**Lines of data**.
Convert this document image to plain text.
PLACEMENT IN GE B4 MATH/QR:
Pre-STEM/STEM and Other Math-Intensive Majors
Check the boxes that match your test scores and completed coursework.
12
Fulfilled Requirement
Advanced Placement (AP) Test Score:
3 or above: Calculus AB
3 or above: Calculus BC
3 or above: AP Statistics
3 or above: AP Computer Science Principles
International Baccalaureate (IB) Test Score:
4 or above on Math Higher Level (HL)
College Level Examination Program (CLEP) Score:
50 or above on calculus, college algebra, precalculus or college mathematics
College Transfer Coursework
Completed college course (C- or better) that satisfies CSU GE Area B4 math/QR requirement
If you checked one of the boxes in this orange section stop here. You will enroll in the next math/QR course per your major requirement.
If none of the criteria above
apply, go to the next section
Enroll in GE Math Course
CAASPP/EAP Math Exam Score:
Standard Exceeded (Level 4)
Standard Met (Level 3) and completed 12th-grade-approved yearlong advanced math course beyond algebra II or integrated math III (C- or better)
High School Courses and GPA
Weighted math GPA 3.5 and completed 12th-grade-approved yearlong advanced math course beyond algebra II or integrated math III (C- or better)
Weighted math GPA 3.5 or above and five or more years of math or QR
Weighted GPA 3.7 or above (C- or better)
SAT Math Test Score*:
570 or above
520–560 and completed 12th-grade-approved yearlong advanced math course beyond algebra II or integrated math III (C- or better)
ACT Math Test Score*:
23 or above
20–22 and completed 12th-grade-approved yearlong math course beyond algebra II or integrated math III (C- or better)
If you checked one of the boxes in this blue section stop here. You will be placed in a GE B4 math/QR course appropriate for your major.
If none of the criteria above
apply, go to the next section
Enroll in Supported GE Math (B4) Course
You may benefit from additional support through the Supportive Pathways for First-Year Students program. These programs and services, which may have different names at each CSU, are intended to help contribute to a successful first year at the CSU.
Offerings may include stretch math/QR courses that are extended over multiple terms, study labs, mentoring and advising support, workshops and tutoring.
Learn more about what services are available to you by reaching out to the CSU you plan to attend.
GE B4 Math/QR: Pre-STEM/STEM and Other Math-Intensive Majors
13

**GOAL OF THE EXERCISE**. Write out every entry verbatim.

**RESPONSE TO THIS TASK**.
Convert this document image to plain text.
PLACEMENT IN GE B4 MATH/QR:
Pre-STEM/STEM and Other Math-Intensive Majors
Check the boxes that match your test scores and completed coursework.
12
Fulfilled Requirement
Advanced Placement (AP) Test Score:
3 or above: Calculus AB
3 or above: Calculus BC
3 or above: AP Statistics
3 or above: AP Computer Science Principles
International Baccalaureate (IB) Test Score:
4 or above on Math Higher Level (HL)
College Level Examination Program (CLEP) Score:
50 or above on calculus, college algebra, precalculus or college mathematics
College Transfer Coursework
Completed college course (C- or better) that satisfies CSU GE Area B4 math/QR requirement
If you checked one of the boxes in this orange section stop here. You will enroll in the next math/QR course per your major requirement.
If none of the criteria above
apply, go to the next section
Enroll in GE Math Course
CAASPP/EAP Math Exam Score:
Standard Exceeded (Level 4)
Standard Met (Level 3) and completed 12th-grade-approved yearlong advanced math course beyond algebra II or integrated math III (C- or better)
High School Courses and GPA
Weighted math GPA 3.5 and completed 12th-grade-approved yearlong advanced math course beyond algebra II or integrated math III (C- or better)
Weighted math GPA 3.5 or above and five or more years of math or QR
Weighted GPA 3.7 or above (C- or better)
SAT Math Test Score*:
570 or above
520–560 and completed 12th-grade-approved yearlong advanced math course beyond algebra II or integrated math III (C- or better)
ACT Math Test Score*:
23 or above
20–22 and completed 12th-grade-approved yearlong math course beyond algebra II or integrated math III (C- or better)
If you checked one of the boxes in this blue section stop here. You will be placed in a GE B4 math/QR course appropriate for your major.
If none of the criteria above
apply, go to the next section
Enroll in Supported GE Math (B4) Course
You may benefit from additional support through the Supportive Pathways for First-Year Students program. These programs and services, which may have different names at each CSU, are intended to help contribute to a successful first year at the CSU.
Offerings may include stretch math/QR courses that are extended over multiple terms, study labs, mentoring and advising support, workshops and tutoring.
Learn more about what services are available to you by reaching out to the CSU you plan to attend.
GE B4 Math/QR: Pre-STEM/STEM and Other Math-Intensive Majors
13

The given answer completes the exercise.